**Exercise instructions**. Omit every picture while repeating the entries exactly.
________
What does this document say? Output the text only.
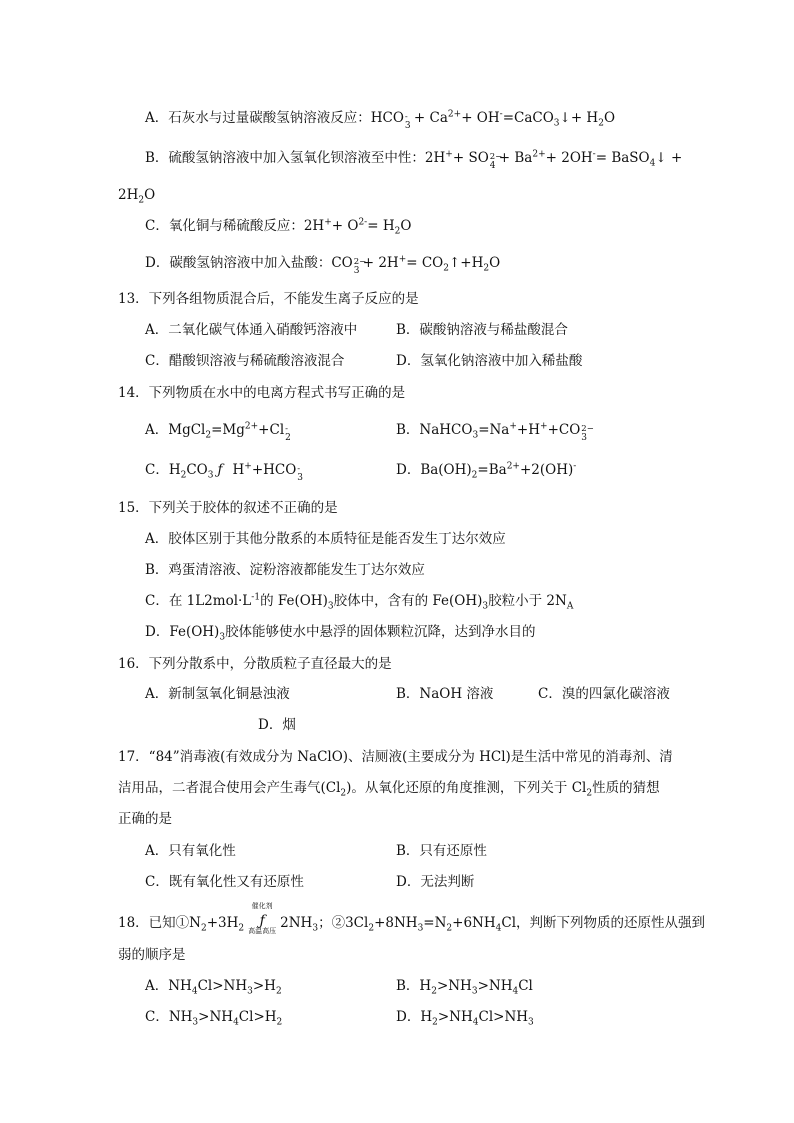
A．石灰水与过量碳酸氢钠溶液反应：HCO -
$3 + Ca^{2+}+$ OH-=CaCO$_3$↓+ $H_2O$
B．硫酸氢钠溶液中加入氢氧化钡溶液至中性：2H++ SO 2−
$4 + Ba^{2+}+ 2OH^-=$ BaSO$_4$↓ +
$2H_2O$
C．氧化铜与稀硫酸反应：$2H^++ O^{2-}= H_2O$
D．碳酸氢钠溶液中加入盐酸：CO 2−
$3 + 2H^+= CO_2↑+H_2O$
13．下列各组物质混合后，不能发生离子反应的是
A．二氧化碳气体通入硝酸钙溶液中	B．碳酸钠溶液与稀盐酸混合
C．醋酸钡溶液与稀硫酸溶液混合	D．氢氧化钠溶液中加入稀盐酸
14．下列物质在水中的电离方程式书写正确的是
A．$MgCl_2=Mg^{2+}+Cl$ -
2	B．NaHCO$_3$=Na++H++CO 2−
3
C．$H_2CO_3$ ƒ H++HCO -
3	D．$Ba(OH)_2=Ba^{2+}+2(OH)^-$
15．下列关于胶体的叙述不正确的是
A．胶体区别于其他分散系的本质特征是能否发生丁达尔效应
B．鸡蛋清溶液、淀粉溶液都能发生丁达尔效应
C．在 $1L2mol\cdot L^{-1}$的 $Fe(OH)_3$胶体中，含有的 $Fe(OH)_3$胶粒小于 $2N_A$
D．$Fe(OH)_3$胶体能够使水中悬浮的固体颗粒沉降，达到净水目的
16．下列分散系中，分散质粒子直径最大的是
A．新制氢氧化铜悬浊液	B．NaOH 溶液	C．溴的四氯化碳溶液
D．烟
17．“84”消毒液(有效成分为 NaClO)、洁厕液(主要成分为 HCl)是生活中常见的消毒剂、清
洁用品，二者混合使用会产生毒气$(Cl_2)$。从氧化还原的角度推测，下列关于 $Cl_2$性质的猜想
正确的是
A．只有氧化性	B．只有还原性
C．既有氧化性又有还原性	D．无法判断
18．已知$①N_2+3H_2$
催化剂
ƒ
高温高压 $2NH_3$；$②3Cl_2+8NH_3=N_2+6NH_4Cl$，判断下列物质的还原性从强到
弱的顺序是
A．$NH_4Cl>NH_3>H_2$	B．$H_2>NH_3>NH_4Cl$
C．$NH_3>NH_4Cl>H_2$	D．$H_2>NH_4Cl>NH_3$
________
**Worked answer**.
What does this document say? Output the text only.
A．石灰水与过量碳酸氢钠溶液反应：HCO -
$3 + Ca^{2+}+$ OH-=CaCO$_3$↓+ $H_2O$
B．硫酸氢钠溶液中加入氢氧化钡溶液至中性：2H++ SO 2−
$4 + Ba^{2+}+ 2OH^-=$ BaSO$_4$↓ +
$2H_2O$
C．氧化铜与稀硫酸反应：$2H^++ O^{2-}= H_2O$
D．碳酸氢钠溶液中加入盐酸：CO 2−
$3 + 2H^+= CO_2↑+H_2O$
13．下列各组物质混合后，不能发生离子反应的是
A．二氧化碳气体通入硝酸钙溶液中	B．碳酸钠溶液与稀盐酸混合
C．醋酸钡溶液与稀硫酸溶液混合	D．氢氧化钠溶液中加入稀盐酸
14．下列物质在水中的电离方程式书写正确的是
A．$MgCl_2=Mg^{2+}+Cl$ -
2	B．NaHCO$_3$=Na++H++CO 2−
3
C．$H_2CO_3$ ƒ H++HCO -
3	D．$Ba(OH)_2=Ba^{2+}+2(OH)^-$
15．下列关于胶体的叙述不正确的是
A．胶体区别于其他分散系的本质特征是能否发生丁达尔效应
B．鸡蛋清溶液、淀粉溶液都能发生丁达尔效应
C．在 $1L2mol\cdot L^{-1}$的 $Fe(OH)_3$胶体中，含有的 $Fe(OH)_3$胶粒小于 $2N_A$
D．$Fe(OH)_3$胶体能够使水中悬浮的固体颗粒沉降，达到净水目的
16．下列分散系中，分散质粒子直径最大的是
A．新制氢氧化铜悬浊液	B．NaOH 溶液	C．溴的四氯化碳溶液
D．烟
17．“84”消毒液(有效成分为 NaClO)、洁厕液(主要成分为 HCl)是生活中常见的消毒剂、清
洁用品，二者混合使用会产生毒气$(Cl_2)$。从氧化还原的角度推测，下列关于 $Cl_2$性质的猜想
正确的是
A．只有氧化性	B．只有还原性
C．既有氧化性又有还原性	D．无法判断
18．已知$①N_2+3H_2$
催化剂
ƒ
高温高压 $2NH_3$；$②3Cl_2+8NH_3=N_2+6NH_4Cl$，判断下列物质的还原性从强到
弱的顺序是
A．$NH_4Cl>NH_3>H_2$	B．$H_2>NH_3>NH_4Cl$
C．$NH_3>NH_4Cl>H_2$	D．$H_2>NH_4Cl>NH_3$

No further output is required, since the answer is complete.